• RECORD EXTRACTS:
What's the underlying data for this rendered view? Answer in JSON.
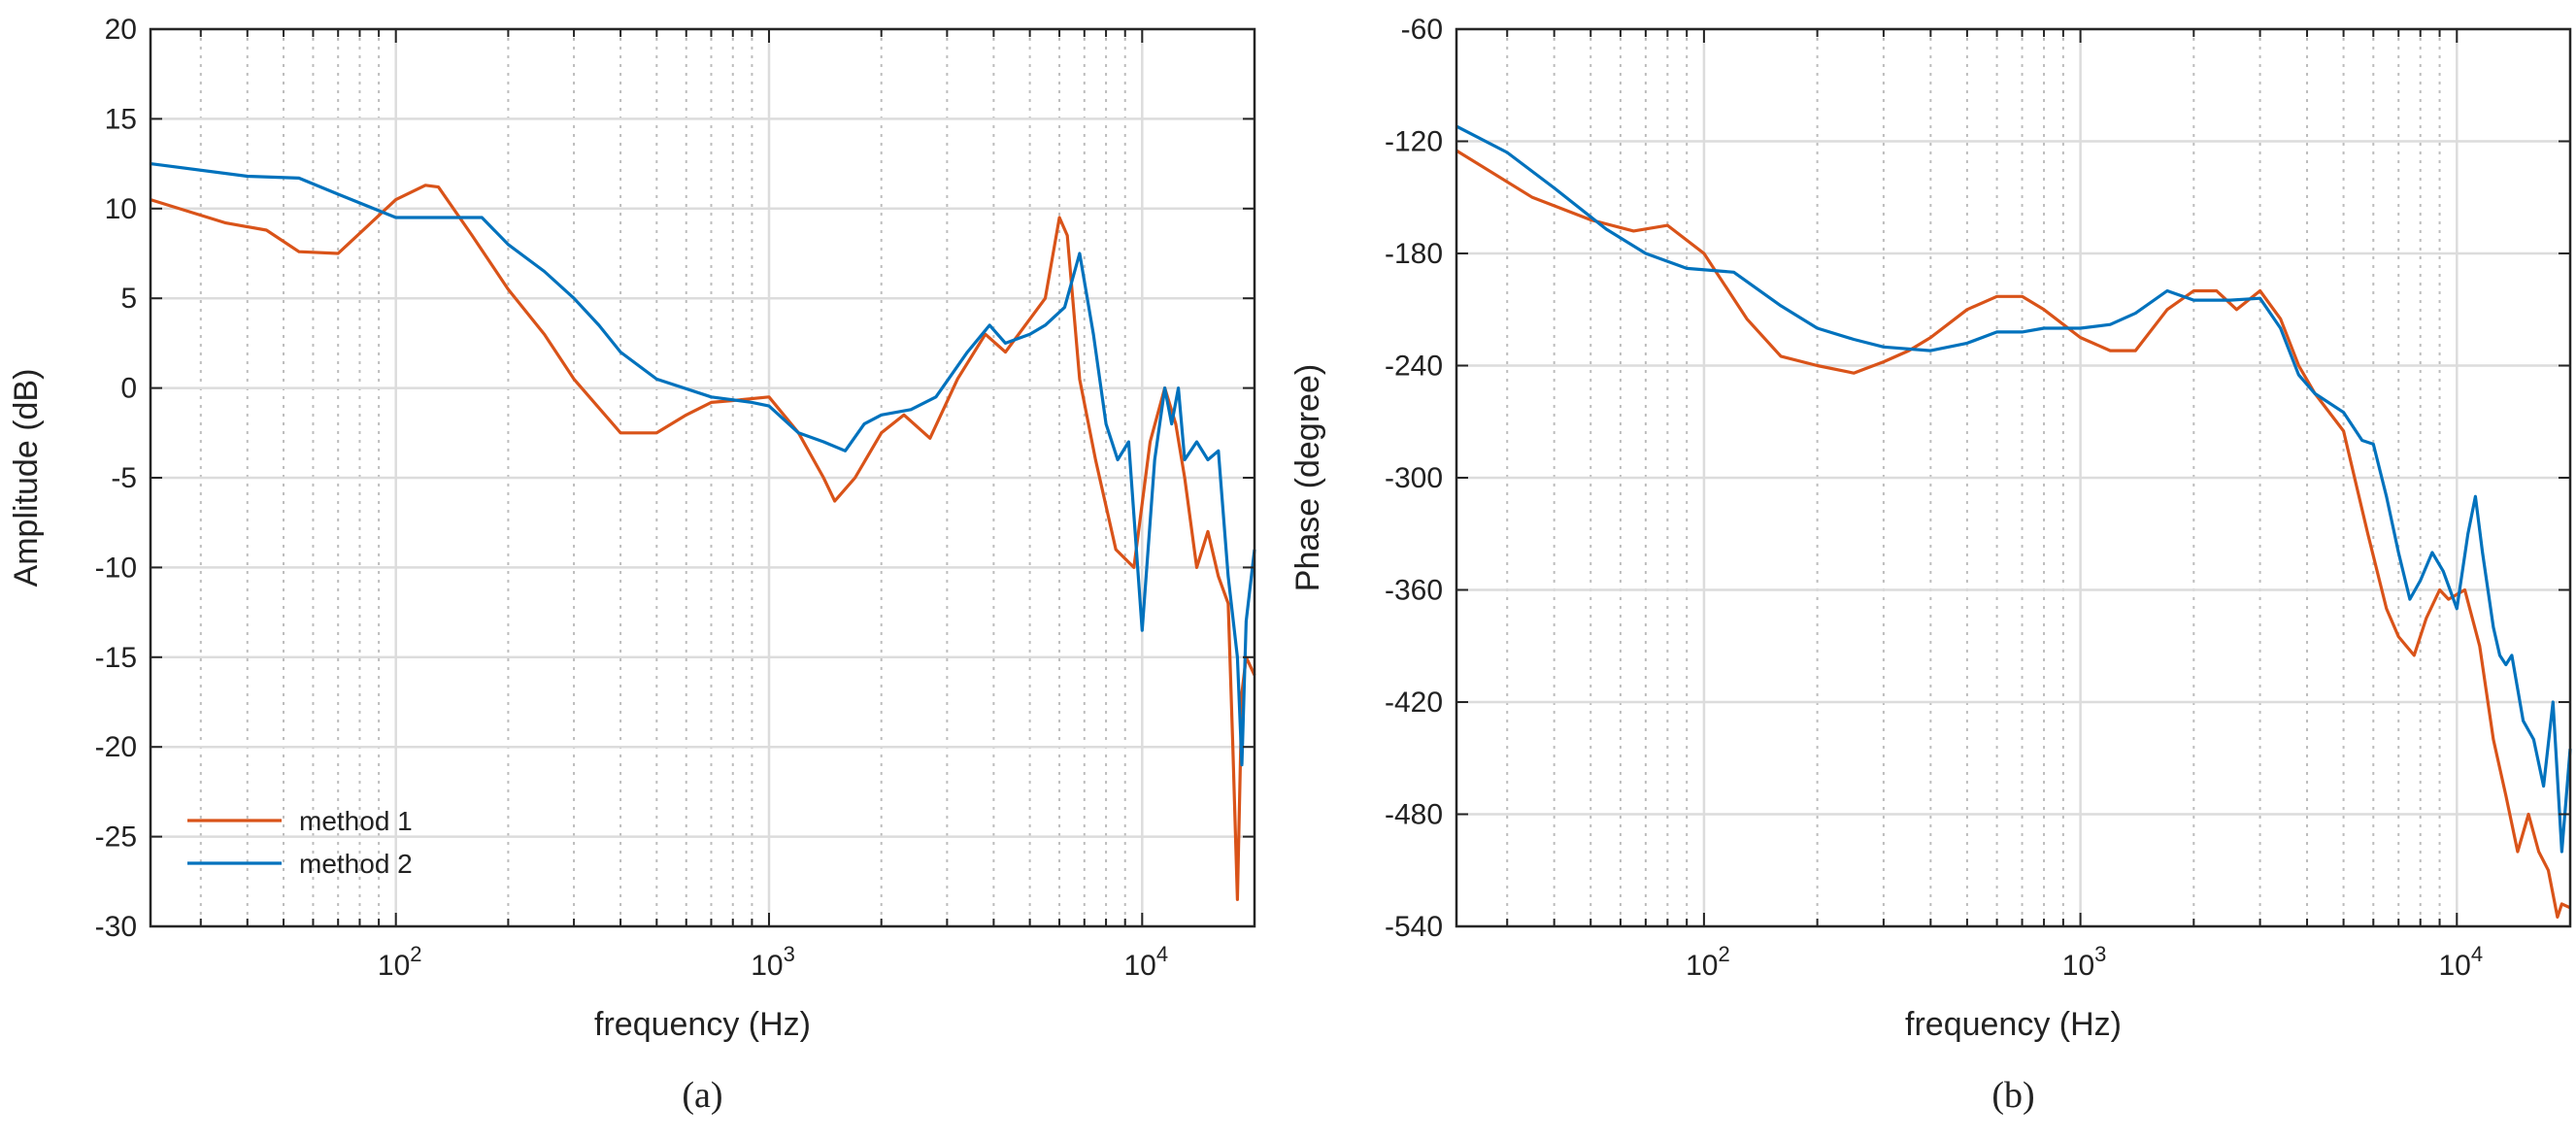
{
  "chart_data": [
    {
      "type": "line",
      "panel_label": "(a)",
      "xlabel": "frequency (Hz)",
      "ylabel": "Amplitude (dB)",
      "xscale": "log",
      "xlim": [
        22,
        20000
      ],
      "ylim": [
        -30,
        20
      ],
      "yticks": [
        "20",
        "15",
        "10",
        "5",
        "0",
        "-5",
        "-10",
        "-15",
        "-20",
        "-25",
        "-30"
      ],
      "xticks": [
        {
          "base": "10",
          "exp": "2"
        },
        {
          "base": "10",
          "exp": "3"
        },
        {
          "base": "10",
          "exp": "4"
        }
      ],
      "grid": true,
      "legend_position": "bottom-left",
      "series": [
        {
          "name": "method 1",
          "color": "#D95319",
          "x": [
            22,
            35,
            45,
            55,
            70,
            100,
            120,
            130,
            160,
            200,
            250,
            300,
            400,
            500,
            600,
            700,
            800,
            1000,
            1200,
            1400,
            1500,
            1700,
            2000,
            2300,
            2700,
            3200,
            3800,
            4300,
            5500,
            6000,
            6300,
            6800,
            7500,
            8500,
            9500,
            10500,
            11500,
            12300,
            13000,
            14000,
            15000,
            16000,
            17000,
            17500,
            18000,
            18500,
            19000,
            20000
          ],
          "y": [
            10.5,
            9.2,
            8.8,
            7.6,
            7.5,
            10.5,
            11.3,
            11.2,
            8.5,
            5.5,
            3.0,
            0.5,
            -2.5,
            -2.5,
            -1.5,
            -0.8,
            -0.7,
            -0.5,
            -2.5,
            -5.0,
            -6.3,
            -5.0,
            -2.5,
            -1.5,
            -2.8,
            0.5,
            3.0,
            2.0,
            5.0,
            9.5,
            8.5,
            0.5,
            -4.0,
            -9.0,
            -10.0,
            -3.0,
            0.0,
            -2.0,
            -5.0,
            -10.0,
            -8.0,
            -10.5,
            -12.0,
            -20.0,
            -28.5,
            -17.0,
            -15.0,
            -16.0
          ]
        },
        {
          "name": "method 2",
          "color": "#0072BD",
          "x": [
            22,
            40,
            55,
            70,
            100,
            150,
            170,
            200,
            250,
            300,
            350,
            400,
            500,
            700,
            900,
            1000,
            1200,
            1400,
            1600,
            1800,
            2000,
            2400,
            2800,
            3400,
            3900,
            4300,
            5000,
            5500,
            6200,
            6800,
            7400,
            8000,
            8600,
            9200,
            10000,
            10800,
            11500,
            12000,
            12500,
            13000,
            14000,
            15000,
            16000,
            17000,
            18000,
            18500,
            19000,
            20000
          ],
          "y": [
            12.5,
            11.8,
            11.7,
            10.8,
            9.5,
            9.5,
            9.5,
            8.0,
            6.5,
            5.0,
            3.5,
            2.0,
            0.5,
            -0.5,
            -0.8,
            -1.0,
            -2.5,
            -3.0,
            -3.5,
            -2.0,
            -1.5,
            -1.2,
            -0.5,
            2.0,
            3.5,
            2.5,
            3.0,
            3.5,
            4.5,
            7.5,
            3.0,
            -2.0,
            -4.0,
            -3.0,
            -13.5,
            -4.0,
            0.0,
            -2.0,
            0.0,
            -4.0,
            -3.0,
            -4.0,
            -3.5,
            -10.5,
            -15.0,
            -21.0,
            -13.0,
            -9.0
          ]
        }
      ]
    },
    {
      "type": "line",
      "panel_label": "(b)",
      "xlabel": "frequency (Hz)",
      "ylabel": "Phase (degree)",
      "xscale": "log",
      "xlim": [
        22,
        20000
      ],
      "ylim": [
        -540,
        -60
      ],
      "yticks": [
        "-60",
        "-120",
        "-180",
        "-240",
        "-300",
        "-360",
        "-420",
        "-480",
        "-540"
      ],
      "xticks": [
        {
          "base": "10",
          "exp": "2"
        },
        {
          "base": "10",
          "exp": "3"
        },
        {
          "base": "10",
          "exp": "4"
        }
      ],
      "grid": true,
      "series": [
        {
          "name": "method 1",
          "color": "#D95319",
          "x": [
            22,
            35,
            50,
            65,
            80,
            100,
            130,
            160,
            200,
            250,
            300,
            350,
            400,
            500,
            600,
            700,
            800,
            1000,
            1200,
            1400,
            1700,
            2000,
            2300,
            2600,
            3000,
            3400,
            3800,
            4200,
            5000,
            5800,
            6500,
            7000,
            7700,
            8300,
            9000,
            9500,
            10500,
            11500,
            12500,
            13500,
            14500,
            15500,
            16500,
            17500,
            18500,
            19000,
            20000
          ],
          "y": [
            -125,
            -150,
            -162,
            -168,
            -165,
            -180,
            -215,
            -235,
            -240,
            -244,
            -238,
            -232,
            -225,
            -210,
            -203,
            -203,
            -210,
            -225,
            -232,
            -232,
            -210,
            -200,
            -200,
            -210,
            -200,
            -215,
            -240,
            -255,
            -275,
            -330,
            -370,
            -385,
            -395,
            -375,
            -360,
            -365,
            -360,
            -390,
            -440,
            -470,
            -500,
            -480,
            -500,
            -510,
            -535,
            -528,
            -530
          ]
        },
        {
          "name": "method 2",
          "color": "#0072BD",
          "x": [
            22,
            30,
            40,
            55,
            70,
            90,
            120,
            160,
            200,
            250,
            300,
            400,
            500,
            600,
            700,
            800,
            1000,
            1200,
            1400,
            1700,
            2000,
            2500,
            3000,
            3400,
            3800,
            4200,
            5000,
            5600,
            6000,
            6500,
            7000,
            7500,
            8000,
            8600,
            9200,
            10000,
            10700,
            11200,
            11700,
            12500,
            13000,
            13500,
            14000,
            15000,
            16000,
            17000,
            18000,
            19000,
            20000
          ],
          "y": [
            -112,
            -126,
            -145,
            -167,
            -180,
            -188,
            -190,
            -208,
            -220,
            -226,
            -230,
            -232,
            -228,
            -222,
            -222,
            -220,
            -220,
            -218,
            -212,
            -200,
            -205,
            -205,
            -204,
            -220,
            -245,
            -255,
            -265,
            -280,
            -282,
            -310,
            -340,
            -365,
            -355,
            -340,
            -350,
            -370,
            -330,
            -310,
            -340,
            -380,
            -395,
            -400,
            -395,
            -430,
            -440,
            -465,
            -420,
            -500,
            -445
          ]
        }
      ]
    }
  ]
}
...
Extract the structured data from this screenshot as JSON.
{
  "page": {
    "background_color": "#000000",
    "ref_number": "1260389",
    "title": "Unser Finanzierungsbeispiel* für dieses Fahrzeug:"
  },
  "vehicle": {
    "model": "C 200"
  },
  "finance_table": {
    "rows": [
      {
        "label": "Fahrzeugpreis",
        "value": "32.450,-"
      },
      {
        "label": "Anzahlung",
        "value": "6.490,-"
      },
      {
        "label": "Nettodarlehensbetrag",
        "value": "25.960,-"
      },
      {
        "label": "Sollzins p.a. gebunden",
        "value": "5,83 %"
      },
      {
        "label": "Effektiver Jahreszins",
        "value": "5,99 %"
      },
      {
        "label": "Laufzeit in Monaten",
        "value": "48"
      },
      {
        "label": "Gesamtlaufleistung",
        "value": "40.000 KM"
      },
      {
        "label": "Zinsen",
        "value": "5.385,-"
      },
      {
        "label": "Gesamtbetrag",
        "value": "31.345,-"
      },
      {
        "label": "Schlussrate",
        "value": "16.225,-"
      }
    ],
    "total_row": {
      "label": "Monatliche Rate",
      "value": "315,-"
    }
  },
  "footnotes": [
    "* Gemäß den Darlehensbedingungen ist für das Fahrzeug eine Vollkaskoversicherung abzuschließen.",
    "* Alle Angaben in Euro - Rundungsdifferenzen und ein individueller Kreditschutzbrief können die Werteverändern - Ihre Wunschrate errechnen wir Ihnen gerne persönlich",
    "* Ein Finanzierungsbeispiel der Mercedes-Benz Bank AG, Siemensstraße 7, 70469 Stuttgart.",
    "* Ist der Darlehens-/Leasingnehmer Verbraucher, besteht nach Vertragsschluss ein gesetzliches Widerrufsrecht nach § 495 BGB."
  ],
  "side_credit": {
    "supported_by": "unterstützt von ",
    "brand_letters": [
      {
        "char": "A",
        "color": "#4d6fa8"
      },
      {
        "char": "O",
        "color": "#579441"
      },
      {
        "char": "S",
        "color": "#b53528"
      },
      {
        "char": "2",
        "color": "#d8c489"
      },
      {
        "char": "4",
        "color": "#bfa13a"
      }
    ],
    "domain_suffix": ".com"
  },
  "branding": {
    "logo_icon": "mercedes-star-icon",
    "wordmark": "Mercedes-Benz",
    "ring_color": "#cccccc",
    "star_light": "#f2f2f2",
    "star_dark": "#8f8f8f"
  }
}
---
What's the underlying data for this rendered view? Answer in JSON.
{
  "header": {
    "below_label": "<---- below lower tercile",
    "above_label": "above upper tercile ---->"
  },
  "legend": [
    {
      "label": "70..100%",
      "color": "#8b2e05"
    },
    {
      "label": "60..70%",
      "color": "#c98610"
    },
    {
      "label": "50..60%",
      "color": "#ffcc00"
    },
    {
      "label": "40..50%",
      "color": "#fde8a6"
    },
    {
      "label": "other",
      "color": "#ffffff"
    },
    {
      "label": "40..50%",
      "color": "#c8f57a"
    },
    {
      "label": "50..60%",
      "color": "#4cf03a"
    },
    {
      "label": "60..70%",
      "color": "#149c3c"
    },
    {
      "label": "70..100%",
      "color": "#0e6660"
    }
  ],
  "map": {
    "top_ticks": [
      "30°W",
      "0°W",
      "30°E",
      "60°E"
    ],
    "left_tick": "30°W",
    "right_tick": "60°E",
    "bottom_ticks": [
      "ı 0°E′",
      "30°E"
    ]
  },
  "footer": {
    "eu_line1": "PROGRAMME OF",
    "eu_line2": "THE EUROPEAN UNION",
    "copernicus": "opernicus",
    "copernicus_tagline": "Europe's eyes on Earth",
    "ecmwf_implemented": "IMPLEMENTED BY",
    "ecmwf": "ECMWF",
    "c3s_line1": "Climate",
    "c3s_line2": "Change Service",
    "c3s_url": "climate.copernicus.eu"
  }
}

• AIM OF THE TASK: From the entries above, select each line containing the string "tercile".

• CORRECT RESULT:
    "below_label": "<---- below lower tercile",
    "above_label": "above upper tercile ---->"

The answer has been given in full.